-- Start of Data listing --
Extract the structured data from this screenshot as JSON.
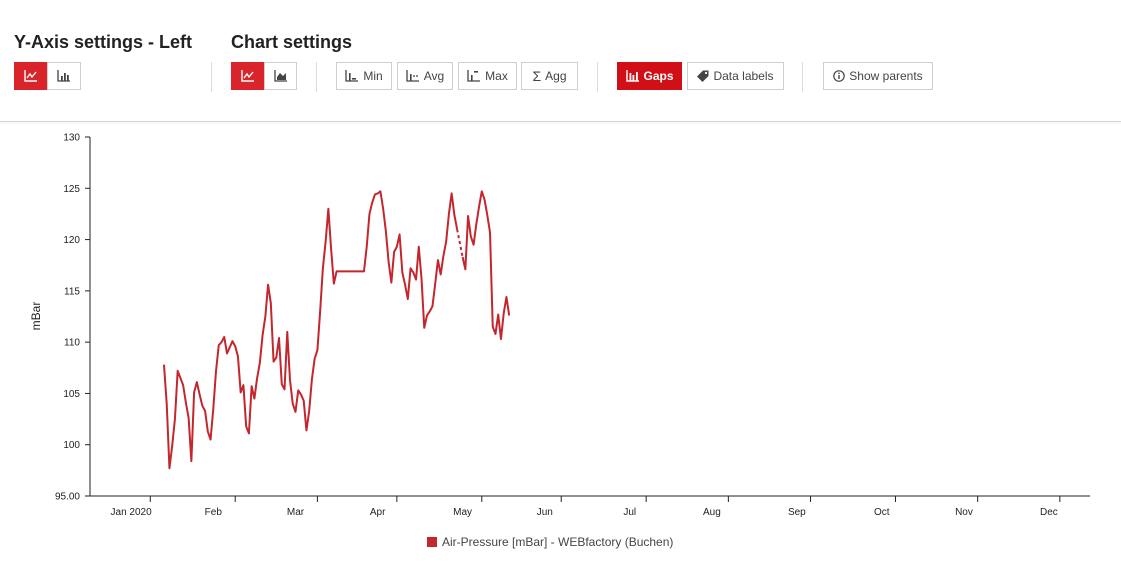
{
  "toolbar": {
    "yaxis_title": "Y-Axis settings - Left",
    "chart_title": "Chart settings",
    "min_label": "Min",
    "avg_label": "Avg",
    "max_label": "Max",
    "agg_label": "Agg",
    "gaps_label": "Gaps",
    "data_labels_label": "Data labels",
    "show_parents_label": "Show parents",
    "icons": {
      "yaxis_line": "line-chart-icon",
      "yaxis_bar": "bar-chart-icon",
      "chart_line": "line-chart-icon",
      "chart_area": "area-chart-icon",
      "min": "min-icon",
      "avg": "avg-icon",
      "max": "max-icon",
      "agg": "sigma-icon",
      "gaps": "gaps-icon",
      "data_labels": "tag-icon",
      "show_parents": "info-icon"
    },
    "colors": {
      "accent": "#d9242c",
      "gaps_active": "#d00f16"
    }
  },
  "chart_data": {
    "type": "line",
    "ylabel": "mBar",
    "xlabel": "",
    "ylim": [
      95,
      130
    ],
    "yticks": [
      "95.00",
      "100",
      "105",
      "110",
      "115",
      "120",
      "125",
      "130"
    ],
    "ytick_values": [
      95,
      100,
      105,
      110,
      115,
      120,
      125,
      130
    ],
    "x_range": [
      "2020-01-01",
      "2020-12-31"
    ],
    "month_labels": [
      "Jan 2020",
      "Feb",
      "Mar",
      "Apr",
      "May",
      "Jun",
      "Jul",
      "Aug",
      "Sep",
      "Oct",
      "Nov",
      "Dec"
    ],
    "month_label_dates": [
      "2020-01-16",
      "2020-02-15",
      "2020-03-16",
      "2020-04-15",
      "2020-05-16",
      "2020-06-15",
      "2020-07-16",
      "2020-08-15",
      "2020-09-15",
      "2020-10-16",
      "2020-11-15",
      "2020-12-16"
    ],
    "x_tick_dates": [
      "2020-01-23",
      "2020-02-23",
      "2020-03-24",
      "2020-04-22",
      "2020-05-23",
      "2020-06-21",
      "2020-07-22",
      "2020-08-21",
      "2020-09-20",
      "2020-10-21",
      "2020-11-20",
      "2020-12-20"
    ],
    "grid": false,
    "legend": "bottom-center",
    "series": [
      {
        "name": "Air-Pressure [mBar] - WEBfactory (Buchen)",
        "color": "#c4262e",
        "segments": [
          [
            [
              "2020-01-28",
              107.8
            ],
            [
              "2020-01-29",
              104
            ],
            [
              "2020-01-30",
              97.7
            ],
            [
              "2020-01-31",
              99.9
            ],
            [
              "2020-02-01",
              102.5
            ],
            [
              "2020-02-02",
              107.2
            ],
            [
              "2020-02-03",
              106.5
            ],
            [
              "2020-02-04",
              105.8
            ],
            [
              "2020-02-05",
              104.1
            ],
            [
              "2020-02-06",
              102.6
            ],
            [
              "2020-02-07",
              98.4
            ],
            [
              "2020-02-08",
              105.1
            ],
            [
              "2020-02-09",
              106.1
            ],
            [
              "2020-02-10",
              104.9
            ],
            [
              "2020-02-11",
              103.8
            ],
            [
              "2020-02-12",
              103.3
            ],
            [
              "2020-02-13",
              101.3
            ],
            [
              "2020-02-14",
              100.5
            ],
            [
              "2020-02-15",
              103.5
            ],
            [
              "2020-02-16",
              107.2
            ],
            [
              "2020-02-17",
              109.7
            ],
            [
              "2020-02-18",
              110
            ],
            [
              "2020-02-19",
              110.5
            ],
            [
              "2020-02-20",
              108.9
            ],
            [
              "2020-02-21",
              109.5
            ],
            [
              "2020-02-22",
              110.1
            ],
            [
              "2020-02-23",
              109.6
            ],
            [
              "2020-02-24",
              108.6
            ],
            [
              "2020-02-25",
              105.1
            ],
            [
              "2020-02-26",
              105.8
            ],
            [
              "2020-02-27",
              101.8
            ],
            [
              "2020-02-28",
              101.1
            ],
            [
              "2020-02-29",
              105.7
            ],
            [
              "2020-03-01",
              104.5
            ],
            [
              "2020-03-02",
              106.5
            ],
            [
              "2020-03-03",
              108
            ],
            [
              "2020-03-04",
              110.7
            ],
            [
              "2020-03-05",
              112.5
            ],
            [
              "2020-03-06",
              115.6
            ],
            [
              "2020-03-07",
              113.8
            ],
            [
              "2020-03-08",
              108.1
            ],
            [
              "2020-03-09",
              108.5
            ],
            [
              "2020-03-10",
              110.4
            ],
            [
              "2020-03-11",
              105.9
            ],
            [
              "2020-03-12",
              105.4
            ],
            [
              "2020-03-13",
              111
            ],
            [
              "2020-03-14",
              106.3
            ],
            [
              "2020-03-15",
              104
            ],
            [
              "2020-03-16",
              103.2
            ],
            [
              "2020-03-17",
              105.3
            ],
            [
              "2020-03-18",
              104.9
            ],
            [
              "2020-03-19",
              104.3
            ],
            [
              "2020-03-20",
              101.4
            ],
            [
              "2020-03-21",
              103.3
            ],
            [
              "2020-03-22",
              106.4
            ],
            [
              "2020-03-23",
              108.4
            ],
            [
              "2020-03-24",
              109.2
            ],
            [
              "2020-03-25",
              113
            ],
            [
              "2020-03-26",
              117.2
            ],
            [
              "2020-03-27",
              119.8
            ],
            [
              "2020-03-28",
              123
            ],
            [
              "2020-03-29",
              119.1
            ],
            [
              "2020-03-30",
              115.7
            ],
            [
              "2020-03-31",
              116.9
            ],
            [
              "2020-04-10",
              116.9
            ],
            [
              "2020-04-11",
              119.3
            ],
            [
              "2020-04-12",
              122.5
            ],
            [
              "2020-04-13",
              123.6
            ],
            [
              "2020-04-14",
              124.4
            ],
            [
              "2020-04-15",
              124.5
            ],
            [
              "2020-04-16",
              124.7
            ],
            [
              "2020-04-17",
              123
            ],
            [
              "2020-04-18",
              120.8
            ],
            [
              "2020-04-19",
              117.8
            ],
            [
              "2020-04-20",
              115.8
            ],
            [
              "2020-04-21",
              118.8
            ],
            [
              "2020-04-22",
              119.3
            ],
            [
              "2020-04-23",
              120.5
            ],
            [
              "2020-04-24",
              116.8
            ],
            [
              "2020-04-25",
              115.6
            ],
            [
              "2020-04-26",
              114.2
            ],
            [
              "2020-04-27",
              117.2
            ],
            [
              "2020-04-28",
              116.8
            ],
            [
              "2020-04-29",
              116.1
            ],
            [
              "2020-04-30",
              119.3
            ],
            [
              "2020-05-01",
              116.2
            ],
            [
              "2020-05-02",
              111.4
            ],
            [
              "2020-05-03",
              112.6
            ],
            [
              "2020-05-04",
              113
            ],
            [
              "2020-05-05",
              113.5
            ],
            [
              "2020-05-06",
              115.7
            ],
            [
              "2020-05-07",
              118
            ],
            [
              "2020-05-08",
              116.6
            ],
            [
              "2020-05-09",
              118.4
            ],
            [
              "2020-05-10",
              119.8
            ],
            [
              "2020-05-11",
              122.5
            ],
            [
              "2020-05-12",
              124.5
            ],
            [
              "2020-05-13",
              122.4
            ],
            [
              "2020-05-14",
              121
            ]
          ],
          [
            [
              "2020-05-16",
              118.3
            ],
            [
              "2020-05-17",
              117.1
            ],
            [
              "2020-05-18",
              122.3
            ],
            [
              "2020-05-19",
              120.3
            ],
            [
              "2020-05-20",
              119.5
            ],
            [
              "2020-05-21",
              121.5
            ],
            [
              "2020-05-22",
              123.2
            ],
            [
              "2020-05-23",
              124.7
            ],
            [
              "2020-05-24",
              123.9
            ],
            [
              "2020-05-25",
              122.4
            ],
            [
              "2020-05-26",
              120.7
            ],
            [
              "2020-05-27",
              111.5
            ],
            [
              "2020-05-28",
              110.8
            ],
            [
              "2020-05-29",
              112.7
            ],
            [
              "2020-05-30",
              110.3
            ],
            [
              "2020-05-31",
              112.8
            ],
            [
              "2020-06-01",
              114.4
            ],
            [
              "2020-06-02",
              112.6
            ]
          ]
        ]
      }
    ]
  }
}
-- End of Data listing --
All lines holding the word "settings" should be picked out and copied.

    "yaxis_title": "Y-Axis settings - Left",
    "chart_title": "Chart settings",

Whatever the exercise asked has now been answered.